| WHAT IS BEING ASKED |
Quote the passage on inquiries into IAS officers exactly, between "The UP government" and "for the job.", inclusive.

Several state governments find it difficult to find a serving IAS officer to investigate another IAS officer who is facing an inquiry. Often such officers have to set aside their departmental duties to attend to the probe. There is also the prickly question of finding an officer who is senior to the person who is facing an inquiry. But Uttar Pradesh chief minister Yogi Adityanath has found a solution that may circumvent such issues and ensure time-bound completion of such inquiries.
The UP government has now decided to form a committee of retired bureaucrats for the task. The state’s department of appointment and personnel has reportedly invited applications from retired IAS officers who would be interested in serving on the committee. A panel headed by the state chief secretary Durga Shankar Mishra, including other senior IAS officers, will recommend names of candidates suitable for the job.
Sources have informed DKB that the retired IAS officers will be assigned cases of departmental inquiries against their serving brethren, including principal secretaries, additional chief secretaries, and the chief secretary. All inquiries will have to be completed within 180 days. While Dr. Devesh Chaturvedi, additional chief secretary of the department of appointment and personnel, is confident about the plan’s efficacy, some fear that it may build more distrust among the bureaucrats. Serving officers may discover the benefits, beyond just cadre respect to actively listening to recently retired seniors. How this may warp decision-making, is an arena fraught with possibilities.
Punjab seeks ad hoc DGP
A classic feature of Indian bureaucracy is that it mirrors whatever political dispensation holds the reins of power. After the AAP victory in Punjab, several senior bureaucrats have been trying to find their feet in the new administration, or even outside it.

| DATA SHOWN |
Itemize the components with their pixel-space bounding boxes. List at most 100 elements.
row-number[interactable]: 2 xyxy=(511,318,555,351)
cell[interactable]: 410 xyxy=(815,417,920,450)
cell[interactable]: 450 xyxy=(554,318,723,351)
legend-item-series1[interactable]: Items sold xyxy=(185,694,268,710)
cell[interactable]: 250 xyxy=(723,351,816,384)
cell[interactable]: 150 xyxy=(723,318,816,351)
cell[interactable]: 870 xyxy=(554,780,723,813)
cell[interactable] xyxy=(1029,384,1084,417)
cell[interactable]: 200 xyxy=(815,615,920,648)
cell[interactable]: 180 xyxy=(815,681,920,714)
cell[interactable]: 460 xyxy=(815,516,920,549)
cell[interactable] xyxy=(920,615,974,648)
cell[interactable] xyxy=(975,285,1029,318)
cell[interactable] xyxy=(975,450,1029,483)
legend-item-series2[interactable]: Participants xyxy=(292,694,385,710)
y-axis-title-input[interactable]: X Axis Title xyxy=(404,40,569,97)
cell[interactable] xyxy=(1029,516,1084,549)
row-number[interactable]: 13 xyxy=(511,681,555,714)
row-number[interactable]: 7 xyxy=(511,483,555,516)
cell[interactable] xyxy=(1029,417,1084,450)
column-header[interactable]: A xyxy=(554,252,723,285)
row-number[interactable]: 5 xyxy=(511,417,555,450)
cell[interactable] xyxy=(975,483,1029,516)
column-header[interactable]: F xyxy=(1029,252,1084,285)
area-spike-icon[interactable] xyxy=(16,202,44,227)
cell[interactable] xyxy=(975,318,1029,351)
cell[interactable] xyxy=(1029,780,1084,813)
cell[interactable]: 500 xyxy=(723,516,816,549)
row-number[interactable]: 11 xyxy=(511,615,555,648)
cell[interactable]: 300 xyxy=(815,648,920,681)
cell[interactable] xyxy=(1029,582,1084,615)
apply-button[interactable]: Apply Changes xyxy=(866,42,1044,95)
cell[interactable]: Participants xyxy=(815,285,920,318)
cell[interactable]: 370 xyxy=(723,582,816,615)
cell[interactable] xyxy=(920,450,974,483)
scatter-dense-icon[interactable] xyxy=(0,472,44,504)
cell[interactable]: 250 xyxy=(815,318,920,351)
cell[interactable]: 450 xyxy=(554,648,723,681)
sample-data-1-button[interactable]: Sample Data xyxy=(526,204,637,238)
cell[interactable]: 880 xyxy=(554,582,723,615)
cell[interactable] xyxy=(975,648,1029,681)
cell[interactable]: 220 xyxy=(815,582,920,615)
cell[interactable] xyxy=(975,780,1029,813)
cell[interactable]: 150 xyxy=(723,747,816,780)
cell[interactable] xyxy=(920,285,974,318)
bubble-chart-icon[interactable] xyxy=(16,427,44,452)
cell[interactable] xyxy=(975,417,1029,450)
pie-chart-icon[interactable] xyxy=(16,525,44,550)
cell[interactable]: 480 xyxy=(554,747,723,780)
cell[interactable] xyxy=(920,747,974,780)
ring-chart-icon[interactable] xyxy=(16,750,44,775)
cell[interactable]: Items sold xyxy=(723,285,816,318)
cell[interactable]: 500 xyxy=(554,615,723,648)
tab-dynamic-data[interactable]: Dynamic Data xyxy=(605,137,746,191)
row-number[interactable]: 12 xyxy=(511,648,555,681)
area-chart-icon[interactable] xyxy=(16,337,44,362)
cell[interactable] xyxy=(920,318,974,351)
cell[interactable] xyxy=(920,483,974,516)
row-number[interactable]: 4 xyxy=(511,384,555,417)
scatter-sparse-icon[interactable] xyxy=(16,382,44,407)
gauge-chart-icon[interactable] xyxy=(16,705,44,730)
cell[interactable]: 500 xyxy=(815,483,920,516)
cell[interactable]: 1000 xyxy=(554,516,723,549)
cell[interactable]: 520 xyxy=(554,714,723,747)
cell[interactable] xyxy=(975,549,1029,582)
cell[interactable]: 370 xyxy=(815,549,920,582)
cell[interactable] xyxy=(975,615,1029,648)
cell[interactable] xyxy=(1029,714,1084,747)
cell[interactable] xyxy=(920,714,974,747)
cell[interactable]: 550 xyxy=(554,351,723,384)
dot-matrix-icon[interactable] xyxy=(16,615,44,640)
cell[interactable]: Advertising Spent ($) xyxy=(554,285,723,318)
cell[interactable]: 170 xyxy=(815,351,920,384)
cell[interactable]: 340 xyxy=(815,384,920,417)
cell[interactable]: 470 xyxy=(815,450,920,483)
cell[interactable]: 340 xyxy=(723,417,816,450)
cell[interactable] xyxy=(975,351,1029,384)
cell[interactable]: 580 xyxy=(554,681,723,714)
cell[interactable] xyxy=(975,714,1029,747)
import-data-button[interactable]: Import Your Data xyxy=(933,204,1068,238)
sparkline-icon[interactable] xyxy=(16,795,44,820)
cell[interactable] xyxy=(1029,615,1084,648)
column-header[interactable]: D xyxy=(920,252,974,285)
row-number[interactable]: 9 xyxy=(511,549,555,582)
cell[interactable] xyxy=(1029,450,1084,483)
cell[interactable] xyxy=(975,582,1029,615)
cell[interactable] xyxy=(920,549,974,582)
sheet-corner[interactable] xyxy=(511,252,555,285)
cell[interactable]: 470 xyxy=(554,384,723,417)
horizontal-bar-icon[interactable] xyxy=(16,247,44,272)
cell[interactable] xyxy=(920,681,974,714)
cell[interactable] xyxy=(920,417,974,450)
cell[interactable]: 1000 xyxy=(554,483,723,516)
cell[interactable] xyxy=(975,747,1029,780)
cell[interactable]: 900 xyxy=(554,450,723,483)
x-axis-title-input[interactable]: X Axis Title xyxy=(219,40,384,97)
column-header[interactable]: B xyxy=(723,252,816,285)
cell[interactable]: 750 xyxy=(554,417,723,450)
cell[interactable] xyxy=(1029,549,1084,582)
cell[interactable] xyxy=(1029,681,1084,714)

| ANSWER TO THIS EXERCISE |
The UP government has now decided to form a committee of retired bureaucrats for the task. The state’s department of appointment and personnel has reportedly invited applications from retired IAS officers who would be interested in serving on the committee. A panel headed by the state chief secretary Durga Shankar Mishra, including other senior IAS officers, will recommend names of candidates suitable for the job.